Find every line in the records that holds the string "Groundcover". Copy each one.

(Records)
>>>>
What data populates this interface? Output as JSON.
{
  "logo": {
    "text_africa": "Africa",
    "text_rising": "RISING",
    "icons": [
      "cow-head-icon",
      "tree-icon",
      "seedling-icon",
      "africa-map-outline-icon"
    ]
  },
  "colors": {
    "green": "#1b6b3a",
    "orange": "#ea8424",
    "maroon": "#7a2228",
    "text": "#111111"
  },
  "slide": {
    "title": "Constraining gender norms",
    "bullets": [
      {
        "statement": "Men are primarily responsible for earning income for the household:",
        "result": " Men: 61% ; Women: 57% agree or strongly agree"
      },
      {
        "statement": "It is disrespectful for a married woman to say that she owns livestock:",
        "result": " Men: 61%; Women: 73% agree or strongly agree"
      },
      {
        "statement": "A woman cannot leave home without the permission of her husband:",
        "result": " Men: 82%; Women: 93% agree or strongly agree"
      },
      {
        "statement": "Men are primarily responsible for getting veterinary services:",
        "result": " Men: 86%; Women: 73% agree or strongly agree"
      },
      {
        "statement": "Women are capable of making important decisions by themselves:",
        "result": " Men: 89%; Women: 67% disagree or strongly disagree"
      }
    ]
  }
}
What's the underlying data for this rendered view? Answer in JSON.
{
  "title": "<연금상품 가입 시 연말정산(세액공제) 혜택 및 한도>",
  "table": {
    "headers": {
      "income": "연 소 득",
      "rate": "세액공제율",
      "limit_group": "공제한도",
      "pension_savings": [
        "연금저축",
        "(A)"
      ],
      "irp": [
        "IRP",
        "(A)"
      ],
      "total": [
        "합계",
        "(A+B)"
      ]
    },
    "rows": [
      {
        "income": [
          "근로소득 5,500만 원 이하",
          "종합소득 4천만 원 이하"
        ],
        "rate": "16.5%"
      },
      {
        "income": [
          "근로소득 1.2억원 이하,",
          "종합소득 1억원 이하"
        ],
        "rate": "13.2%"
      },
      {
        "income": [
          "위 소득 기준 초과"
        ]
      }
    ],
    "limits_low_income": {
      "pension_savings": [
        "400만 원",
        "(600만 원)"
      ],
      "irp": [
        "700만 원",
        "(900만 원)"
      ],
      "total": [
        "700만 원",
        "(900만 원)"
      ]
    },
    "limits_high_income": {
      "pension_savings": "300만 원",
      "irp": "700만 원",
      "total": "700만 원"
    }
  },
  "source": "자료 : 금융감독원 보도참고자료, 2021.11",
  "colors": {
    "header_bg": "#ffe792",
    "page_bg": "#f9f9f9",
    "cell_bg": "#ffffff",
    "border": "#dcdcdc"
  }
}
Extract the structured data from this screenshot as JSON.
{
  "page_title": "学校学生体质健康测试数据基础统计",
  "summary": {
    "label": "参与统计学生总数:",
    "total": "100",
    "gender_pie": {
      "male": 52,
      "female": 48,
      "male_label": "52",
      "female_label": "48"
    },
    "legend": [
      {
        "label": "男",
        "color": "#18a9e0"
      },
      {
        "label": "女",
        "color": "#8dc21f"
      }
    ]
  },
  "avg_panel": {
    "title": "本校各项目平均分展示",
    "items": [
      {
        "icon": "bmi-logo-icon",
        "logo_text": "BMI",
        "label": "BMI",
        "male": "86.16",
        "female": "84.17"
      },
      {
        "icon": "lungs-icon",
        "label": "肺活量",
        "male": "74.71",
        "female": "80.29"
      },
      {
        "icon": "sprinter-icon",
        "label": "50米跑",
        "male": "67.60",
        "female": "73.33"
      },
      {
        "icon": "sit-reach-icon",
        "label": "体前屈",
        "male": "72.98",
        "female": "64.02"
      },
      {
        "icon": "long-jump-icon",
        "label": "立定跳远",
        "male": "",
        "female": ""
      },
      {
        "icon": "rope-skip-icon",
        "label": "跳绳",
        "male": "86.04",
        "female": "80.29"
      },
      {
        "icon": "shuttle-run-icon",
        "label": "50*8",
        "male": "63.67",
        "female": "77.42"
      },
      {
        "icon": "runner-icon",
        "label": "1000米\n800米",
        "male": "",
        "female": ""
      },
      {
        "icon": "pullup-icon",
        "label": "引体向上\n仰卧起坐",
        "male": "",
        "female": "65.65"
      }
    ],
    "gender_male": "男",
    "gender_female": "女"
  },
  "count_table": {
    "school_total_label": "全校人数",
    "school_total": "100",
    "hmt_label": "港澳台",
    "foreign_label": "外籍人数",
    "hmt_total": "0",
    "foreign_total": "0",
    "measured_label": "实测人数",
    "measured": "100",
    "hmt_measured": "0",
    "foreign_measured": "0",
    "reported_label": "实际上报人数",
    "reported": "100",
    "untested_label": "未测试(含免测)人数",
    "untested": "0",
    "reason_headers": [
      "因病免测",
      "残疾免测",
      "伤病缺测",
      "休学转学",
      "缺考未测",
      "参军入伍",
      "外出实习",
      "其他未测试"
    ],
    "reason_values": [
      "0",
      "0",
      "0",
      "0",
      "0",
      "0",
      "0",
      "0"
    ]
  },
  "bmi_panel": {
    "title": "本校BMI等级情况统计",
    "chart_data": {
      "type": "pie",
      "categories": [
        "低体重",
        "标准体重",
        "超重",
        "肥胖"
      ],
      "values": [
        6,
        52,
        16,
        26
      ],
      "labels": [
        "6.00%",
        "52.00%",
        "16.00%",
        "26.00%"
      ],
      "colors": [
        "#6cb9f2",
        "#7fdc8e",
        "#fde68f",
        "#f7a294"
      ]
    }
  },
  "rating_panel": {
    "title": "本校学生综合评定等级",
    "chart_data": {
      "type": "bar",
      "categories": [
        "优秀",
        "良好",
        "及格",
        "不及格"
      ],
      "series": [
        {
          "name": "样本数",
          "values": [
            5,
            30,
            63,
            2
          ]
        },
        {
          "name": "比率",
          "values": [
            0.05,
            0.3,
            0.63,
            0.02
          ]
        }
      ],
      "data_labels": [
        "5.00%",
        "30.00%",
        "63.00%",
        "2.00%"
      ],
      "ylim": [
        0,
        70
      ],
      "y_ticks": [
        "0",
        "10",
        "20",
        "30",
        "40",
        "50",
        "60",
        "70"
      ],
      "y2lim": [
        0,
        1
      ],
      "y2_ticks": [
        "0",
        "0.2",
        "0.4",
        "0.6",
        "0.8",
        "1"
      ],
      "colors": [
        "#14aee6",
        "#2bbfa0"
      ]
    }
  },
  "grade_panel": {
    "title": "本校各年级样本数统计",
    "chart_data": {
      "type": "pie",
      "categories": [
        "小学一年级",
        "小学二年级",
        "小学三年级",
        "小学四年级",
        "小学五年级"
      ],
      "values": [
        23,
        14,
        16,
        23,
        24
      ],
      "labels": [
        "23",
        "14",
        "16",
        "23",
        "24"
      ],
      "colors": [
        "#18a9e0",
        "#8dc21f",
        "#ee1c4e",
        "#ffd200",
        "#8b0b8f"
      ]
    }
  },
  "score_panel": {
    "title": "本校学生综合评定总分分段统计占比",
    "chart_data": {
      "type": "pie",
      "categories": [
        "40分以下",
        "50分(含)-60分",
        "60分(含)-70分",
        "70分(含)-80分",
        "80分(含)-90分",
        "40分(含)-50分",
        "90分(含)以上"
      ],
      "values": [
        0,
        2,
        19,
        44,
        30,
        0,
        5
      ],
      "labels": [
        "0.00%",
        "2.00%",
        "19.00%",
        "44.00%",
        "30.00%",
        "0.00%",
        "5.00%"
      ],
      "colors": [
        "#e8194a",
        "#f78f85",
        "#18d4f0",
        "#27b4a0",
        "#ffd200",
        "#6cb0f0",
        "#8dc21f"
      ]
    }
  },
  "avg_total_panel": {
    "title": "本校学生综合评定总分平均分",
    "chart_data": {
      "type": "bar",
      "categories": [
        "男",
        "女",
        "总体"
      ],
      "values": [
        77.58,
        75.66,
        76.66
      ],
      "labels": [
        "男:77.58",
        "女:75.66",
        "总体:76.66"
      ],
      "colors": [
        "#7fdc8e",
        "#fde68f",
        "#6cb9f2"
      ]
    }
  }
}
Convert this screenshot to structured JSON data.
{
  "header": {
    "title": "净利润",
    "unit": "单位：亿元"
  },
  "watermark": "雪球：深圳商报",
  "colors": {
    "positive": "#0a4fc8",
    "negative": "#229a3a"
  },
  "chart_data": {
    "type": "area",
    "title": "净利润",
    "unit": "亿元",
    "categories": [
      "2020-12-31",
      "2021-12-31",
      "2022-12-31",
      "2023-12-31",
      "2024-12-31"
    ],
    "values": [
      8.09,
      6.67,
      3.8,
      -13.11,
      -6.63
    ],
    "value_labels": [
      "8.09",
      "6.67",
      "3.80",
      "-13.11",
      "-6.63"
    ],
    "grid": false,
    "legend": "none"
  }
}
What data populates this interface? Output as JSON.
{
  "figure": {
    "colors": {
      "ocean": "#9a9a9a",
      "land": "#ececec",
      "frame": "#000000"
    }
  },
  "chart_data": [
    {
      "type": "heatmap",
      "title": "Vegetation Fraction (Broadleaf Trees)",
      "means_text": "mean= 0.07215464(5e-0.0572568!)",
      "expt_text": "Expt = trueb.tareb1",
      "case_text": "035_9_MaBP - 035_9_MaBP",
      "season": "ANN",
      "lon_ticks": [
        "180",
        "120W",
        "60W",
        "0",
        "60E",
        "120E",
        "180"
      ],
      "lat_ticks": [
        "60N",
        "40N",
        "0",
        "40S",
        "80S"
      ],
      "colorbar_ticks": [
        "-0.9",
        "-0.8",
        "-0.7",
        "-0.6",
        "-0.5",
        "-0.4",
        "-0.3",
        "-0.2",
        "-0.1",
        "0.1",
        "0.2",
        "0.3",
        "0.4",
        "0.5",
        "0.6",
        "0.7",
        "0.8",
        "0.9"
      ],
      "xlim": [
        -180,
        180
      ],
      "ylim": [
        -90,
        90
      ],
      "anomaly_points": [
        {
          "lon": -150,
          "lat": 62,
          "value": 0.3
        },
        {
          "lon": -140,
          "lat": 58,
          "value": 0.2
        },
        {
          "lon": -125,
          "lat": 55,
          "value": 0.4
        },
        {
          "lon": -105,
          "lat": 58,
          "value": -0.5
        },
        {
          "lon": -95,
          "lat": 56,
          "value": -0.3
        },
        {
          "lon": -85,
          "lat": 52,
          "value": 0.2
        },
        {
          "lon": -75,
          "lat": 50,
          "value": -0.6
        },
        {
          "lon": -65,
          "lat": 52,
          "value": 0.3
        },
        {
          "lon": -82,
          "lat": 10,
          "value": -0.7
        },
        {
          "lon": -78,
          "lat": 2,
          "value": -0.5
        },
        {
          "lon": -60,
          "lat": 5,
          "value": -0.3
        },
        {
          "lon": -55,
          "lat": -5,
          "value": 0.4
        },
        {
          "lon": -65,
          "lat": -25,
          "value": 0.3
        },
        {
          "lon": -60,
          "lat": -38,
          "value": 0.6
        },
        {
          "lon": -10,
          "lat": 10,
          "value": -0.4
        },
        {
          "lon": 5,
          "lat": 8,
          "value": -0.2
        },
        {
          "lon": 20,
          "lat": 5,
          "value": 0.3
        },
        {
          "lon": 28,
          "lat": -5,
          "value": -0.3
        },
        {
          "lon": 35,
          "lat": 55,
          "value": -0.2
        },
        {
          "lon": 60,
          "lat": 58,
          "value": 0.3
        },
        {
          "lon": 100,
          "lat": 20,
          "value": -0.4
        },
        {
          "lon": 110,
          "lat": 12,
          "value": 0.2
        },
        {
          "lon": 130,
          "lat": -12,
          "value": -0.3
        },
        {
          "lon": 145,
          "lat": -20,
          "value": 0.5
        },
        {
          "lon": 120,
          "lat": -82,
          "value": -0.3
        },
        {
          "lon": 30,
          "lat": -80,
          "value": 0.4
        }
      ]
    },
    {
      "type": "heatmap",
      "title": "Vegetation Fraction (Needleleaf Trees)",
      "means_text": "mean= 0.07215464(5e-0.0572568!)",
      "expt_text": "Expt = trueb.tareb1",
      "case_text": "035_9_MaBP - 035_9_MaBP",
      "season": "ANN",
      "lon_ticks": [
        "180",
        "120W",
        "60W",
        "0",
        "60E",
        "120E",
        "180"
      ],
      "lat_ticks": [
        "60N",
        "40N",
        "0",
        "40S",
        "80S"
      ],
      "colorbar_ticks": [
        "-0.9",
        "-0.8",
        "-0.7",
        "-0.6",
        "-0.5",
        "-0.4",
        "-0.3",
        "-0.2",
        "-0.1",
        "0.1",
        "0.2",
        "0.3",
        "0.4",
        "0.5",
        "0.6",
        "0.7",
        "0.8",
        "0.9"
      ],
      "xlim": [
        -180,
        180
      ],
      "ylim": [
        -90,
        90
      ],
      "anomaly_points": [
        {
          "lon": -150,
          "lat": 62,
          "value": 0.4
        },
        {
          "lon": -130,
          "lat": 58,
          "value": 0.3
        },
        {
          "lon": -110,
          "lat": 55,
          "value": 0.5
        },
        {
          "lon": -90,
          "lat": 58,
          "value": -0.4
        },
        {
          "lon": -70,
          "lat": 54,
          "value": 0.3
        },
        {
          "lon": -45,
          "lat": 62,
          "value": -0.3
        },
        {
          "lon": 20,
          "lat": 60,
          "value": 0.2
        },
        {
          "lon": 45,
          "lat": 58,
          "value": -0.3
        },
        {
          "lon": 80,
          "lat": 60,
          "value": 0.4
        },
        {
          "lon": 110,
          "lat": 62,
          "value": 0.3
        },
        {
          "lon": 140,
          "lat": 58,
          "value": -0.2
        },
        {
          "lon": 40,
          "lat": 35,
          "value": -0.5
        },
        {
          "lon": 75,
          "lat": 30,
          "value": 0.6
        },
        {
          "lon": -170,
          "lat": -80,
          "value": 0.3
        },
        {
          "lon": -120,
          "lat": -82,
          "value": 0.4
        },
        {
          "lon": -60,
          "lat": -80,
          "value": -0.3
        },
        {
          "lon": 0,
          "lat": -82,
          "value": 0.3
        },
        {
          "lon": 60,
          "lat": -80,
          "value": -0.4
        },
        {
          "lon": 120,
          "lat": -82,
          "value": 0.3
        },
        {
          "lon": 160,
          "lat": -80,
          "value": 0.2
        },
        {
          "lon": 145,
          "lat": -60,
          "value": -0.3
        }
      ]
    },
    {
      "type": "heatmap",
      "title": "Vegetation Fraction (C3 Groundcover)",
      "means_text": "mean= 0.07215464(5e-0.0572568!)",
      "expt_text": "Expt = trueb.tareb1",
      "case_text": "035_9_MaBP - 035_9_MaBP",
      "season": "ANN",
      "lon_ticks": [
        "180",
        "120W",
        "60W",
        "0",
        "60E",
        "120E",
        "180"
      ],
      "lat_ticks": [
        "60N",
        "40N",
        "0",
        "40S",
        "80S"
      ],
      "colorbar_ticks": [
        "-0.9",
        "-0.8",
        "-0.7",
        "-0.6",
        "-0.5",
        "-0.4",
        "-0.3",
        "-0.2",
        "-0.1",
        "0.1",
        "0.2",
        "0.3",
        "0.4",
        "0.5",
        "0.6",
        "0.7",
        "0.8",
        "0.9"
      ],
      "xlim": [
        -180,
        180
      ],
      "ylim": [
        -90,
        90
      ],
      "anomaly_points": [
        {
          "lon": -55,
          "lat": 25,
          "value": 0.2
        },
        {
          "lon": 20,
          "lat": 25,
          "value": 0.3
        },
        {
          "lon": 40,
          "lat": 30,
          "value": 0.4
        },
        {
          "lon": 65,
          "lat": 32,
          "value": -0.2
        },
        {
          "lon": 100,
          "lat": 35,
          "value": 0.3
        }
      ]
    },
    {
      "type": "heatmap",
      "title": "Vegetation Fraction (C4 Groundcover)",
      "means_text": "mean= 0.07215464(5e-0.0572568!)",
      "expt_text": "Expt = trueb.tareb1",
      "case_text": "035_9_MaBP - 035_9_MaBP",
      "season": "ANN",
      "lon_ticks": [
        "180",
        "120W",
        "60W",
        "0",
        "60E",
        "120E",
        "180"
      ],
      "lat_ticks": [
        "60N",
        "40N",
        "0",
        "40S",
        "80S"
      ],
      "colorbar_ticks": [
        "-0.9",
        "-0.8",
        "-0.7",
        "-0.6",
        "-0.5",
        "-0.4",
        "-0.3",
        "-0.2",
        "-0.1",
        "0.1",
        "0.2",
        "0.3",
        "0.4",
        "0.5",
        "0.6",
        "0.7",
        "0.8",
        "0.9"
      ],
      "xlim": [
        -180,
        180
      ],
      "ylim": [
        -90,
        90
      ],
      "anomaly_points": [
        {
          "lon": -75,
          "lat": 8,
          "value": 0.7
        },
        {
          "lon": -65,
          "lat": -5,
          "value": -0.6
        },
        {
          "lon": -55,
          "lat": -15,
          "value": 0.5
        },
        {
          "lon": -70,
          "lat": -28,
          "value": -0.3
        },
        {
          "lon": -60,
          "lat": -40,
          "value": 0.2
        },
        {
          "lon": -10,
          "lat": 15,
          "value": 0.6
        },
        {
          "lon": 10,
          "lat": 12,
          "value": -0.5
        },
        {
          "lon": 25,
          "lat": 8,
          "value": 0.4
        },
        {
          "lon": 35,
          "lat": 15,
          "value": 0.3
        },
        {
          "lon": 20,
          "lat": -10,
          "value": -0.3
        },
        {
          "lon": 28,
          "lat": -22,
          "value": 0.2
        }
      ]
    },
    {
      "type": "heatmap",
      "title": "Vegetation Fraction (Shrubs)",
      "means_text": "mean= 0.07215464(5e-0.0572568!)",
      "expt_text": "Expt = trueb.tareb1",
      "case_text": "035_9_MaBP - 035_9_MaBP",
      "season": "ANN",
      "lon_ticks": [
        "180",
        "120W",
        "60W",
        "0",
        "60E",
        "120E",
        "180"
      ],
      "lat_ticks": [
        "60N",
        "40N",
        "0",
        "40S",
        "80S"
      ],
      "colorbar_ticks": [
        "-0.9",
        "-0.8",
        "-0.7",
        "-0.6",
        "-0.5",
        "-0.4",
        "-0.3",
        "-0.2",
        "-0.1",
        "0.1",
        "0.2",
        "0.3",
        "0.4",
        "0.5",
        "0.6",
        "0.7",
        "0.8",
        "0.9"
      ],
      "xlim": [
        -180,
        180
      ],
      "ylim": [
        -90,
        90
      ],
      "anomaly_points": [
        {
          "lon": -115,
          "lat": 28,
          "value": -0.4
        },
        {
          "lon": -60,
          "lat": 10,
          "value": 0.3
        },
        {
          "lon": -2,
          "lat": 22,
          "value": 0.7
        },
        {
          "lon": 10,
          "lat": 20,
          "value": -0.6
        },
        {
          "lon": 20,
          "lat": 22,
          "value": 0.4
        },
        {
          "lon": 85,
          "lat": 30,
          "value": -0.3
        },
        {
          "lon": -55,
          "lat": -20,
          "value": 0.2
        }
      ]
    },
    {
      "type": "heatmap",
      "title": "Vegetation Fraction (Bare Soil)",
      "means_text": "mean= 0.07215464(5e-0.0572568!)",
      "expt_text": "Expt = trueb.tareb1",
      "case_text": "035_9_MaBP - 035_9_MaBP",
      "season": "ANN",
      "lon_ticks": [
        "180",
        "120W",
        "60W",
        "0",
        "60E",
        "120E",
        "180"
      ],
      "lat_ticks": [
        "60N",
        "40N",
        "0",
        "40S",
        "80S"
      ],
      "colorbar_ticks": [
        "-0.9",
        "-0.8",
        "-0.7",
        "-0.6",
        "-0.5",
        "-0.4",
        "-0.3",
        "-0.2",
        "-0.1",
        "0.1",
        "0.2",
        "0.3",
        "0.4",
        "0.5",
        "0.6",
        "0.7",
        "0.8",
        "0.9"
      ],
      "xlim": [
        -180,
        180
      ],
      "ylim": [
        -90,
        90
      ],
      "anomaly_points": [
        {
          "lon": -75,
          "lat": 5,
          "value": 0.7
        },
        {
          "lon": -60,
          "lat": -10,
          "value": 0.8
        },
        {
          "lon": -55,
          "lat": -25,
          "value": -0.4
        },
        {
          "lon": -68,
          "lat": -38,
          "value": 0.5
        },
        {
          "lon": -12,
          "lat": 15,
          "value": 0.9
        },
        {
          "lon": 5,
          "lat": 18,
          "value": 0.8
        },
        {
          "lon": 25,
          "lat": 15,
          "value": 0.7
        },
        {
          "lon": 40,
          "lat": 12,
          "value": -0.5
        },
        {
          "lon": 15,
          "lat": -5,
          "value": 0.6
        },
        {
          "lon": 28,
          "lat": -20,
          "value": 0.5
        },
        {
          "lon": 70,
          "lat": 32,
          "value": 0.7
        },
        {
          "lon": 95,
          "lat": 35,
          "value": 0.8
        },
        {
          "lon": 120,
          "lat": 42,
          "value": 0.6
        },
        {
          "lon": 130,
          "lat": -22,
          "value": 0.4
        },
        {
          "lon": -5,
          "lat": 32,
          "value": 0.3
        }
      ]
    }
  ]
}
<<<<
> WRITTEN RESPONSE
      "title": "Vegetation Fraction (C3 Groundcover)",
      "title": "Vegetation Fraction (C4 Groundcover)",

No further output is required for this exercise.